## EXERCISE OBJECTIVE
Among the lines below, list those containing the string "authors".

## RECORD SET
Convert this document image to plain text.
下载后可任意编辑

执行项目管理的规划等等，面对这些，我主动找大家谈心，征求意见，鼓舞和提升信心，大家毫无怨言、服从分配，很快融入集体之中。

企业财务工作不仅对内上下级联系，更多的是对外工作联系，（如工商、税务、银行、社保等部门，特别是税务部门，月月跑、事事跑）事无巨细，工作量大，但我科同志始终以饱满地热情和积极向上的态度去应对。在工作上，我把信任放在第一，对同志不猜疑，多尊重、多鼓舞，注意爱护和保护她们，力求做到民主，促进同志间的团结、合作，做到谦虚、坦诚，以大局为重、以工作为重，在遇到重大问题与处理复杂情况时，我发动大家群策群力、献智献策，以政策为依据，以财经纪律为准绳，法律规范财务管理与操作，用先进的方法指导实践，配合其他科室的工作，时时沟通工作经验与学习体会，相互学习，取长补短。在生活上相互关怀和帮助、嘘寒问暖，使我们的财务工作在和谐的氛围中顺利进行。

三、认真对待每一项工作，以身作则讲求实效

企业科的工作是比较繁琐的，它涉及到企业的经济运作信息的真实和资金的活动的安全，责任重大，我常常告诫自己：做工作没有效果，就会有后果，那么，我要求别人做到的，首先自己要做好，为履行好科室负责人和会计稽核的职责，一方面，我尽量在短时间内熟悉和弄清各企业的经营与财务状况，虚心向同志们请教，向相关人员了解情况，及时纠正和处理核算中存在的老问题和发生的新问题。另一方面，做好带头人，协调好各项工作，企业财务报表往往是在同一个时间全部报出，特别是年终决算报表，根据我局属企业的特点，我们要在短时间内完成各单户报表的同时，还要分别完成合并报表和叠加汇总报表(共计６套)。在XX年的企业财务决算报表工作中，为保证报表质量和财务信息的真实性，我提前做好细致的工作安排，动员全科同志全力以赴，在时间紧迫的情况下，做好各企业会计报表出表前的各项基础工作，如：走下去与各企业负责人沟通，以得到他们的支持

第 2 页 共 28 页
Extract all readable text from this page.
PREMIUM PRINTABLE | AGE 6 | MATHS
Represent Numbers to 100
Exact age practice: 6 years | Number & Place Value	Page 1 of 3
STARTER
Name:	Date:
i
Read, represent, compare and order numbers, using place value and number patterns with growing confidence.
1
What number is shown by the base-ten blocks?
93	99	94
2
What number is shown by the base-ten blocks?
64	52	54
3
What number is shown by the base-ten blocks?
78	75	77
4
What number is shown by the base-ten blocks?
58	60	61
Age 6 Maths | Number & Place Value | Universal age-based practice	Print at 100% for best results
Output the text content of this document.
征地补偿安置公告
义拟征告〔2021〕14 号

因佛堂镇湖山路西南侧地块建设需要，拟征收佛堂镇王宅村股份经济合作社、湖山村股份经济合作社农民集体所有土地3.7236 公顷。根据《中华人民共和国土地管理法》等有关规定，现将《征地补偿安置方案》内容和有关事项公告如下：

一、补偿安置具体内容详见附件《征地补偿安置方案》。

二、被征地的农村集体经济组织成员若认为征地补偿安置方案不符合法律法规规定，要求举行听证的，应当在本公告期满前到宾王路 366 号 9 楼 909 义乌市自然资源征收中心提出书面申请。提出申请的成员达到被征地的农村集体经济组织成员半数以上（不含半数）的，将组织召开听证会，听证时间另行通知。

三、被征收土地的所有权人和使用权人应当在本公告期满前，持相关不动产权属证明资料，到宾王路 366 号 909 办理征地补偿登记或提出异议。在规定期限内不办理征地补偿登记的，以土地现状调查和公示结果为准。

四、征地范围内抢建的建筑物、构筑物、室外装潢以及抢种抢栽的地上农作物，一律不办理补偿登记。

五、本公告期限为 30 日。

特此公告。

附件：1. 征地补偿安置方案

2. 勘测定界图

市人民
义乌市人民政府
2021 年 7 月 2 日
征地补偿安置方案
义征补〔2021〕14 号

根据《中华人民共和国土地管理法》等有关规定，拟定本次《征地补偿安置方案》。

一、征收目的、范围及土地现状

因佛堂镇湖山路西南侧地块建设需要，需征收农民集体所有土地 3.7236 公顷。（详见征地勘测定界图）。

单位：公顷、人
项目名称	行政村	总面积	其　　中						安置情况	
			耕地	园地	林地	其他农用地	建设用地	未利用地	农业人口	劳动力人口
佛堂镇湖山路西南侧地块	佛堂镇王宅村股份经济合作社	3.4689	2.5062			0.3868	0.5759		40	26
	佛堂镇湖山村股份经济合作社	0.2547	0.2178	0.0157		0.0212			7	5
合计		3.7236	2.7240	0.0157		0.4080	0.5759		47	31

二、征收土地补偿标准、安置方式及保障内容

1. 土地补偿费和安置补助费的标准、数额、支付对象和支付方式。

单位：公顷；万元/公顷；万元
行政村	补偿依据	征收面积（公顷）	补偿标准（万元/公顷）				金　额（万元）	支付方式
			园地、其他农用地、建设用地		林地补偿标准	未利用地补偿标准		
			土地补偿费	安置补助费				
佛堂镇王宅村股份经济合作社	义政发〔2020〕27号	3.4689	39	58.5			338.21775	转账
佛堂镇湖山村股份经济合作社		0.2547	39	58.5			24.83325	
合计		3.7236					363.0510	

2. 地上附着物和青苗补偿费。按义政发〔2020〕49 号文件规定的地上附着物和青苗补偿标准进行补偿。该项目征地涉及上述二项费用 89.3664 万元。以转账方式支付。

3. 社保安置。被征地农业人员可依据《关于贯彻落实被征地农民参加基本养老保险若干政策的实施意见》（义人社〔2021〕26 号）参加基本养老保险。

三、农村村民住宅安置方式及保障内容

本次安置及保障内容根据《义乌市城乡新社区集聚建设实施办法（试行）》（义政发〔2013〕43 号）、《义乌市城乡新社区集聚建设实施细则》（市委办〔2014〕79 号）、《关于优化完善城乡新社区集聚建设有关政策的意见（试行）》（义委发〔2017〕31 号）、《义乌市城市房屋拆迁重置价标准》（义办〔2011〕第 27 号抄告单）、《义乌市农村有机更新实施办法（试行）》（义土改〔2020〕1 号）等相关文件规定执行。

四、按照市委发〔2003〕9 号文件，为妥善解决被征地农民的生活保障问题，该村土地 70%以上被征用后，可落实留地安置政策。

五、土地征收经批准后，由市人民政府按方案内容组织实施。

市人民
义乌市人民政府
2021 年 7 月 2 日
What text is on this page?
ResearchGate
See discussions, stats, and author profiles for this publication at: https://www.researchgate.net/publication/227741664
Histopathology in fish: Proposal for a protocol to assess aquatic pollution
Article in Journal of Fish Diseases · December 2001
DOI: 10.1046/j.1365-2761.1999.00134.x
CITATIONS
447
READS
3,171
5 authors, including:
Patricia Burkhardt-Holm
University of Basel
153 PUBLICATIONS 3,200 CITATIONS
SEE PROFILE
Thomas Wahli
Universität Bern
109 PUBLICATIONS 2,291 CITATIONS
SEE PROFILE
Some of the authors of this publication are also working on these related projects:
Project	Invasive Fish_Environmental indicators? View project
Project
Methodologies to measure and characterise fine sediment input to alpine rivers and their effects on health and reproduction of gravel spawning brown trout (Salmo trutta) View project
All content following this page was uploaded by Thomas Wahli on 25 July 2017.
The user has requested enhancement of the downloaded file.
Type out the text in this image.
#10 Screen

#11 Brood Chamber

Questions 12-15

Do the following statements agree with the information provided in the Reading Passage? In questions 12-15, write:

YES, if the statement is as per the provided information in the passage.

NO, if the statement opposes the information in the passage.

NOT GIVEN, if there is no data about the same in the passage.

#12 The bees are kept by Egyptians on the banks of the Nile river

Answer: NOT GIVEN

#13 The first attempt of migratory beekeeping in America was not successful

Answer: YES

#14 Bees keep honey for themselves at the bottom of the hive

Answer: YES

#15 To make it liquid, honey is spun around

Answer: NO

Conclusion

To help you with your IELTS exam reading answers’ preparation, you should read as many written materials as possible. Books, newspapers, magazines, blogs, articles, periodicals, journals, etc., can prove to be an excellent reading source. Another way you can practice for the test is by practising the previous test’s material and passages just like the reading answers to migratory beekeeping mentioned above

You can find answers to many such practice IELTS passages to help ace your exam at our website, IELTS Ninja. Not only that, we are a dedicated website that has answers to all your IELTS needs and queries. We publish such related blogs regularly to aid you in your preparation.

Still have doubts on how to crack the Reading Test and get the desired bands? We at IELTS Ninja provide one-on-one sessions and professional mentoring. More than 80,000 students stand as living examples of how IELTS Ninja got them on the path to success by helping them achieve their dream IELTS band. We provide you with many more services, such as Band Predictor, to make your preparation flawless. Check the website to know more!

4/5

## OUTPUT OF THE EXERCISE
5 authors, including:
Some of the authors of this publication are also working on these related projects:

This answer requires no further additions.